-- start of RECORDS FOR THE EXERCISE --

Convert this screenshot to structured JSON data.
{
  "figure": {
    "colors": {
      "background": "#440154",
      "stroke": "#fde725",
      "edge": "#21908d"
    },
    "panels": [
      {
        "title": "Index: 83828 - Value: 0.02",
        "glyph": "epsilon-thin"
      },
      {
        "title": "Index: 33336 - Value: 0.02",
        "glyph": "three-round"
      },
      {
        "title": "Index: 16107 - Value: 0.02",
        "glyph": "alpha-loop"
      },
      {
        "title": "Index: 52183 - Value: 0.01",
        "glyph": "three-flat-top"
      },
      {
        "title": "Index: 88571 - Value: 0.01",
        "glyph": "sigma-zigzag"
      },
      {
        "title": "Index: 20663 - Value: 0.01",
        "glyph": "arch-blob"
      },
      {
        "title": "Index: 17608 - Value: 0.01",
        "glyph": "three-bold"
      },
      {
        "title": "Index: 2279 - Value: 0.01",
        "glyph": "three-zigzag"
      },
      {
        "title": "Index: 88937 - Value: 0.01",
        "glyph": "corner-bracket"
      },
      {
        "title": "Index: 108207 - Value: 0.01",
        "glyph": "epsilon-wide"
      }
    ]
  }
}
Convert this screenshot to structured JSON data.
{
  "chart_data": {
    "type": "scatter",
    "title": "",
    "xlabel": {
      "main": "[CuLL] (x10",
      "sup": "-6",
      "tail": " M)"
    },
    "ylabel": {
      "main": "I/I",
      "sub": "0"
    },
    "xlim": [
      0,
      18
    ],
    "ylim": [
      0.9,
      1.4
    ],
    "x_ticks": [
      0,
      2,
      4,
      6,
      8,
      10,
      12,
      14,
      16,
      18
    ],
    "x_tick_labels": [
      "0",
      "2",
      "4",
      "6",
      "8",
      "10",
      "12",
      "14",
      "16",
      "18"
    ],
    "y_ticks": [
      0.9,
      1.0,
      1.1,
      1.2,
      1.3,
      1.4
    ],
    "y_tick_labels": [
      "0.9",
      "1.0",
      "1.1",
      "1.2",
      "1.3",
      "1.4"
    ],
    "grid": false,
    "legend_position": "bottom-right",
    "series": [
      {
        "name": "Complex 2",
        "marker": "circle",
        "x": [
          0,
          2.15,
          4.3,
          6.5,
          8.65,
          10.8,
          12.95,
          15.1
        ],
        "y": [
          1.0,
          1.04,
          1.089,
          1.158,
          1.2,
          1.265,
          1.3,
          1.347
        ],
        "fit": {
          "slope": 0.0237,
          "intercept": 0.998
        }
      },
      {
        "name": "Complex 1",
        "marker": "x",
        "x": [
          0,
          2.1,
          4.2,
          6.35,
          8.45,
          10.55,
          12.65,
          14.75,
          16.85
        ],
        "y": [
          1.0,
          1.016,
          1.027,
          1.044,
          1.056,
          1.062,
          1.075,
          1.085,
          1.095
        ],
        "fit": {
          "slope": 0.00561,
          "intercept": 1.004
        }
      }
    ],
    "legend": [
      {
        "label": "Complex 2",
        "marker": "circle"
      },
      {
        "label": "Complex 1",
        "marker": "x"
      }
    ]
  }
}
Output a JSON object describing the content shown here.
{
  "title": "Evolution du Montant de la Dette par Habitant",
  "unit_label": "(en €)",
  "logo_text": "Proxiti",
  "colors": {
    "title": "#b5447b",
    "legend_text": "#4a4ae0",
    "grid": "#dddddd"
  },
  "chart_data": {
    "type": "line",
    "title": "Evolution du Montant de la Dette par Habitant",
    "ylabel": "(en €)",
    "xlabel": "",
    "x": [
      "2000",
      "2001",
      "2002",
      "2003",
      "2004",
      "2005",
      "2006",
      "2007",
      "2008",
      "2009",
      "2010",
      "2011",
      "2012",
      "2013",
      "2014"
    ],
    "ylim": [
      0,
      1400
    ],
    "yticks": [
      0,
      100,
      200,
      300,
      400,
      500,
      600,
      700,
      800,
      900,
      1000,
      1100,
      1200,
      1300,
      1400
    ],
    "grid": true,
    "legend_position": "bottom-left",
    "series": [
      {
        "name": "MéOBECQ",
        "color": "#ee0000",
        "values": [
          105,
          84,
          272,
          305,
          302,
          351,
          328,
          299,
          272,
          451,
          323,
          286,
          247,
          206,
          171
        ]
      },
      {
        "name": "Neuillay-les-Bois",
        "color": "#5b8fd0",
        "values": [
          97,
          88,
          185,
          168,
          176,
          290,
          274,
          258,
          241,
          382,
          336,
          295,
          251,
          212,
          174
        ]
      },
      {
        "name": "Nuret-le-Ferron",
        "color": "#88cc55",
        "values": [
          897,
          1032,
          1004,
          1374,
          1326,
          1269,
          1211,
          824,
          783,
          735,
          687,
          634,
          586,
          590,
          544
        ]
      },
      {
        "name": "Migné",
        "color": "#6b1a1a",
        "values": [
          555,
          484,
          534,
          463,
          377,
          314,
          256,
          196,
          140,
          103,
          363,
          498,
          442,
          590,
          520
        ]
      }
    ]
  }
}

-- end of RECORDS FOR THE EXERCISE --

WHAT IS ASKED: Quote every entry exactly.

WRITTEN ANSWER:
Convert this screenshot to structured JSON data.
{
  "figure": {
    "colors": {
      "background": "#440154",
      "stroke": "#fde725",
      "edge": "#21908d"
    },
    "panels": [
      {
        "title": "Index: 83828 - Value: 0.02",
        "glyph": "epsilon-thin"
      },
      {
        "title": "Index: 33336 - Value: 0.02",
        "glyph": "three-round"
      },
      {
        "title": "Index: 16107 - Value: 0.02",
        "glyph": "alpha-loop"
      },
      {
        "title": "Index: 52183 - Value: 0.01",
        "glyph": "three-flat-top"
      },
      {
        "title": "Index: 88571 - Value: 0.01",
        "glyph": "sigma-zigzag"
      },
      {
        "title": "Index: 20663 - Value: 0.01",
        "glyph": "arch-blob"
      },
      {
        "title": "Index: 17608 - Value: 0.01",
        "glyph": "three-bold"
      },
      {
        "title": "Index: 2279 - Value: 0.01",
        "glyph": "three-zigzag"
      },
      {
        "title": "Index: 88937 - Value: 0.01",
        "glyph": "corner-bracket"
      },
      {
        "title": "Index: 108207 - Value: 0.01",
        "glyph": "epsilon-wide"
      }
    ]
  }
}
Convert this screenshot to structured JSON data.
{
  "chart_data": {
    "type": "scatter",
    "title": "",
    "xlabel": {
      "main": "[CuLL] (x10",
      "sup": "-6",
      "tail": " M)"
    },
    "ylabel": {
      "main": "I/I",
      "sub": "0"
    },
    "xlim": [
      0,
      18
    ],
    "ylim": [
      0.9,
      1.4
    ],
    "x_ticks": [
      0,
      2,
      4,
      6,
      8,
      10,
      12,
      14,
      16,
      18
    ],
    "x_tick_labels": [
      "0",
      "2",
      "4",
      "6",
      "8",
      "10",
      "12",
      "14",
      "16",
      "18"
    ],
    "y_ticks": [
      0.9,
      1.0,
      1.1,
      1.2,
      1.3,
      1.4
    ],
    "y_tick_labels": [
      "0.9",
      "1.0",
      "1.1",
      "1.2",
      "1.3",
      "1.4"
    ],
    "grid": false,
    "legend_position": "bottom-right",
    "series": [
      {
        "name": "Complex 2",
        "marker": "circle",
        "x": [
          0,
          2.15,
          4.3,
          6.5,
          8.65,
          10.8,
          12.95,
          15.1
        ],
        "y": [
          1.0,
          1.04,
          1.089,
          1.158,
          1.2,
          1.265,
          1.3,
          1.347
        ],
        "fit": {
          "slope": 0.0237,
          "intercept": 0.998
        }
      },
      {
        "name": "Complex 1",
        "marker": "x",
        "x": [
          0,
          2.1,
          4.2,
          6.35,
          8.45,
          10.55,
          12.65,
          14.75,
          16.85
        ],
        "y": [
          1.0,
          1.016,
          1.027,
          1.044,
          1.056,
          1.062,
          1.075,
          1.085,
          1.095
        ],
        "fit": {
          "slope": 0.00561,
          "intercept": 1.004
        }
      }
    ],
    "legend": [
      {
        "label": "Complex 2",
        "marker": "circle"
      },
      {
        "label": "Complex 1",
        "marker": "x"
      }
    ]
  }
}
Output a JSON object describing the content shown here.
{
  "title": "Evolution du Montant de la Dette par Habitant",
  "unit_label": "(en €)",
  "logo_text": "Proxiti",
  "colors": {
    "title": "#b5447b",
    "legend_text": "#4a4ae0",
    "grid": "#dddddd"
  },
  "chart_data": {
    "type": "line",
    "title": "Evolution du Montant de la Dette par Habitant",
    "ylabel": "(en €)",
    "xlabel": "",
    "x": [
      "2000",
      "2001",
      "2002",
      "2003",
      "2004",
      "2005",
      "2006",
      "2007",
      "2008",
      "2009",
      "2010",
      "2011",
      "2012",
      "2013",
      "2014"
    ],
    "ylim": [
      0,
      1400
    ],
    "yticks": [
      0,
      100,
      200,
      300,
      400,
      500,
      600,
      700,
      800,
      900,
      1000,
      1100,
      1200,
      1300,
      1400
    ],
    "grid": true,
    "legend_position": "bottom-left",
    "series": [
      {
        "name": "MéOBECQ",
        "color": "#ee0000",
        "values": [
          105,
          84,
          272,
          305,
          302,
          351,
          328,
          299,
          272,
          451,
          323,
          286,
          247,
          206,
          171
        ]
      },
      {
        "name": "Neuillay-les-Bois",
        "color": "#5b8fd0",
        "values": [
          97,
          88,
          185,
          168,
          176,
          290,
          274,
          258,
          241,
          382,
          336,
          295,
          251,
          212,
          174
        ]
      },
      {
        "name": "Nuret-le-Ferron",
        "color": "#88cc55",
        "values": [
          897,
          1032,
          1004,
          1374,
          1326,
          1269,
          1211,
          824,
          783,
          735,
          687,
          634,
          586,
          590,
          544
        ]
      },
      {
        "name": "Migné",
        "color": "#6b1a1a",
        "values": [
          555,
          484,
          534,
          463,
          377,
          314,
          256,
          196,
          140,
          103,
          363,
          498,
          442,
          590,
          520
        ]
      }
    ]
  }
}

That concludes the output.